• _指示文 1_
次の抜粋を読み、(a)〜(c)の記述が抜粋の内容と合っているかどうかを「はい」か「いいえ」で答えなさい。それぞれ、判断の決め手となる抜粋の語句をそのまま引用して添えること。
(a) 店の入り口には暖簾がかかっていた。
(b) カウンターの席数は6である。
(c) 筆者が注文したのは基本の中華そばである。

• _抜粋_
食べ歩き。長野市、ラーメン店、鍾馗。

かわらしま

2016年12月22日 10:36

きのうは長野市内にあるラーメン店へ行ってきました。
その店は入り口に暖簾も看板もかかってはいなかったのですが、商店街の道端で人が並んでいたのでそれと判りました。
列の後ろについて、閉まっているガラスの扉ごしに店内をのぞくと、そこにも人が並んでいます。
列は前へすすんで、店のなかにはいっていきました。
客のほとんどはスーツ姿の男たちです。女性の姿もありますが、みなさん現役で働いている人たちばかりにみえます。そして、無言で席数6のカウンターに座れるのを待っています。
綺麗に掃除がされている店内には無駄なものは一切ありません。
ようやく、私の番がきました。
カウンターに座ると、目の前にはひとりの男の戦場がありました。
動線を計算しつくしたのであろうオープンキッチンで、男はひたすらにラーメンをつくりつづけます。
私の注文は本枯節ラーメン。
みたところダシ汁は1種類。基本の中華そばは、そのだし汁を暖めたもの。本枯節は、そのダシ汁を手鍋にいれ、本枯節を客の目のまえで加え、客の目のまえでザルで濾したもののようだ。
なるほど・・・
これだと基本のダシ汁1種を作っておけばよいので無駄がない。だが、手間はかかる。

• _指示文 2_
一覧の冒頭から始まり、「legend-label: Texp [589, 143, 718, 215]」を含む行で終わる範囲を、両端の行も含めて一字一句変えずに抜き出しなさい。

• _提供情報_
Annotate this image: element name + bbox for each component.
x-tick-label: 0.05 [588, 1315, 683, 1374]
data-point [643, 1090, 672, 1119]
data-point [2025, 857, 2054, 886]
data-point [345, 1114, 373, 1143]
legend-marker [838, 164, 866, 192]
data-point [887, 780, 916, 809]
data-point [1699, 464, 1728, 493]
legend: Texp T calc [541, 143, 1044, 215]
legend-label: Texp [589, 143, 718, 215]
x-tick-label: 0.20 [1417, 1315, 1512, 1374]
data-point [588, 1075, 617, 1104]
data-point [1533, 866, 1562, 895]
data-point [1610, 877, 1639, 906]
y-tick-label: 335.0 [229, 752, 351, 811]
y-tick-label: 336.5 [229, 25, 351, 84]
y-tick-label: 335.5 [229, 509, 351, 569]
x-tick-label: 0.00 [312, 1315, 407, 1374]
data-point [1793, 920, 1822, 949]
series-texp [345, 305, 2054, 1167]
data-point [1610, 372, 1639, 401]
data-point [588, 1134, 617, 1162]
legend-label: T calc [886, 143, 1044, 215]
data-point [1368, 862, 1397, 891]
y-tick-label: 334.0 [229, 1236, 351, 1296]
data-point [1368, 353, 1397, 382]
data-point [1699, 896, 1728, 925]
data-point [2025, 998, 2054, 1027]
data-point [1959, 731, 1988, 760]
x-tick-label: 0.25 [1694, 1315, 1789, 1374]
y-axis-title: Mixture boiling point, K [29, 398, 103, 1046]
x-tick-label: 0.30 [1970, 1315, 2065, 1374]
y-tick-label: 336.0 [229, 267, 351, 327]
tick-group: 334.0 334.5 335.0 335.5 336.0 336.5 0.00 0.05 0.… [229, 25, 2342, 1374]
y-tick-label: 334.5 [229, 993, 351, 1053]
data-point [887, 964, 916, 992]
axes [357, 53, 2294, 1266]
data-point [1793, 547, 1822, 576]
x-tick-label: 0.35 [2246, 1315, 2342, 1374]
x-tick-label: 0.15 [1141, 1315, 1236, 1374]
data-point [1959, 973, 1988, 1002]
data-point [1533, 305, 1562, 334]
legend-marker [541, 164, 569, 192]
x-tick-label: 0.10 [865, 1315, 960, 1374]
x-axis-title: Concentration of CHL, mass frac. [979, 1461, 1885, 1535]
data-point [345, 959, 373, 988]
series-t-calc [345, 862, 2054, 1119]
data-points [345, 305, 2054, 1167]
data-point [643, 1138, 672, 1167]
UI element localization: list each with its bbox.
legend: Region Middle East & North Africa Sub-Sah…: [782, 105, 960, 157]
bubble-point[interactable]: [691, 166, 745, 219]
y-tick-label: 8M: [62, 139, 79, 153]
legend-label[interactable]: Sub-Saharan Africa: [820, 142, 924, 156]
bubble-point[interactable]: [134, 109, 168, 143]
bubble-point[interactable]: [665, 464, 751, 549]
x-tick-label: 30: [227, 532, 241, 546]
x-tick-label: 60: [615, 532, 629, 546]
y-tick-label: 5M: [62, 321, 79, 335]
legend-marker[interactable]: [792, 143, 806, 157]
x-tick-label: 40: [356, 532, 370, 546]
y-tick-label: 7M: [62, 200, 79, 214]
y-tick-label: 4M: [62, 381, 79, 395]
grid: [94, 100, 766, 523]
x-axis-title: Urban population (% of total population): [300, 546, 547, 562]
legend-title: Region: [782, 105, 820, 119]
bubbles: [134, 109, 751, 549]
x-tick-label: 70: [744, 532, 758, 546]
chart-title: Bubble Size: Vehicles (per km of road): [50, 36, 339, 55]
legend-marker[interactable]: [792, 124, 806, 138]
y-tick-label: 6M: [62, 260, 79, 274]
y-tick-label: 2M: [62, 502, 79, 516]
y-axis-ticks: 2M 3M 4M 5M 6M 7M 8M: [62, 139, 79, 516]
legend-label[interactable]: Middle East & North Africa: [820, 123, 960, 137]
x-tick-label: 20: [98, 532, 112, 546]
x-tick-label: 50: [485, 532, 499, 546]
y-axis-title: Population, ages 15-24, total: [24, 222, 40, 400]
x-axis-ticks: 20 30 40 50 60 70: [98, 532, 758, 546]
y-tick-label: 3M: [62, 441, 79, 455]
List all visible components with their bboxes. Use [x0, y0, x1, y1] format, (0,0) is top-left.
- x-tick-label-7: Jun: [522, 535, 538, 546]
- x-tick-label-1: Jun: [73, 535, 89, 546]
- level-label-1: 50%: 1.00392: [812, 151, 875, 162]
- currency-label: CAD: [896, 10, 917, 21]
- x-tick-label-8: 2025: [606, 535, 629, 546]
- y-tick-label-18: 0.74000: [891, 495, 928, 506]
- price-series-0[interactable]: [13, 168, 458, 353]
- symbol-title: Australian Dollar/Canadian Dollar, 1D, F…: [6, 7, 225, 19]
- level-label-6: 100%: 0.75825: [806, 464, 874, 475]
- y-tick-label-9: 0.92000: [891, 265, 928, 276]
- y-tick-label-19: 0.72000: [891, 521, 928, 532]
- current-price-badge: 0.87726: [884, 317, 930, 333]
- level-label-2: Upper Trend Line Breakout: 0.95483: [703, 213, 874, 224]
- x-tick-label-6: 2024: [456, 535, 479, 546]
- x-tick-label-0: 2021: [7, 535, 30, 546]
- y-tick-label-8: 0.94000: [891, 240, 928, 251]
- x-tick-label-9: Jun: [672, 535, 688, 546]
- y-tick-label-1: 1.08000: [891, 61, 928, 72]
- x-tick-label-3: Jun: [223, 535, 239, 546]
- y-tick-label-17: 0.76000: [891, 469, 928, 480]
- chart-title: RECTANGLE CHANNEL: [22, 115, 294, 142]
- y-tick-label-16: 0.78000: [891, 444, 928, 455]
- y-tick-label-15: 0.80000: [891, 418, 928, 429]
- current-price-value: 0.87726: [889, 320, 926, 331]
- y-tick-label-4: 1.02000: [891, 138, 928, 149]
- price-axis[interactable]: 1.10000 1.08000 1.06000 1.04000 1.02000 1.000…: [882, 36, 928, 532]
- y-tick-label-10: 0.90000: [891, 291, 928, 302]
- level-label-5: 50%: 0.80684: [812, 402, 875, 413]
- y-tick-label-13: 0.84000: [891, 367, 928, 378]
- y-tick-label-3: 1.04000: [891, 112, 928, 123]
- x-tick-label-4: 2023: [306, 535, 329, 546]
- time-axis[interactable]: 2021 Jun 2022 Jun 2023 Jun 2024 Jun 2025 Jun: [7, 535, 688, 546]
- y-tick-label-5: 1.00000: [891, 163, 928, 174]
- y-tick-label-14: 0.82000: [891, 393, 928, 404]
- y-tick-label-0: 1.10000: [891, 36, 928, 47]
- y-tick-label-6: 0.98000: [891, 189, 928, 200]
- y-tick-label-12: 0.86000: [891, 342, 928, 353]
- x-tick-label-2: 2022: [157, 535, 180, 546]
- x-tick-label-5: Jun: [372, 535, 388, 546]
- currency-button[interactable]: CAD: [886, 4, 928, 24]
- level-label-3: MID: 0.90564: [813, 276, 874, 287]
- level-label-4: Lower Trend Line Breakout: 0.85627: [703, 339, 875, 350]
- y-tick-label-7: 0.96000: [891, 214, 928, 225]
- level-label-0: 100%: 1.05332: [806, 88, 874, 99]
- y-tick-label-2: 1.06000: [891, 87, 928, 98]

• _解答 1_
(a) いいえ。「入り口に暖簾も看板もかかってはいなかった」
(b) はい。「席数6のカウンター」
(c) いいえ。「私の注文は本枯節ラーメン。」

• _解答 2_
Annotate this image: element name + bbox for each component.
x-tick-label: 0.05 [588, 1315, 683, 1374]
data-point [643, 1090, 672, 1119]
data-point [2025, 857, 2054, 886]
data-point [345, 1114, 373, 1143]
legend-marker [838, 164, 866, 192]
data-point [887, 780, 916, 809]
data-point [1699, 464, 1728, 493]
legend: Texp T calc [541, 143, 1044, 215]
legend-label: Texp [589, 143, 718, 215]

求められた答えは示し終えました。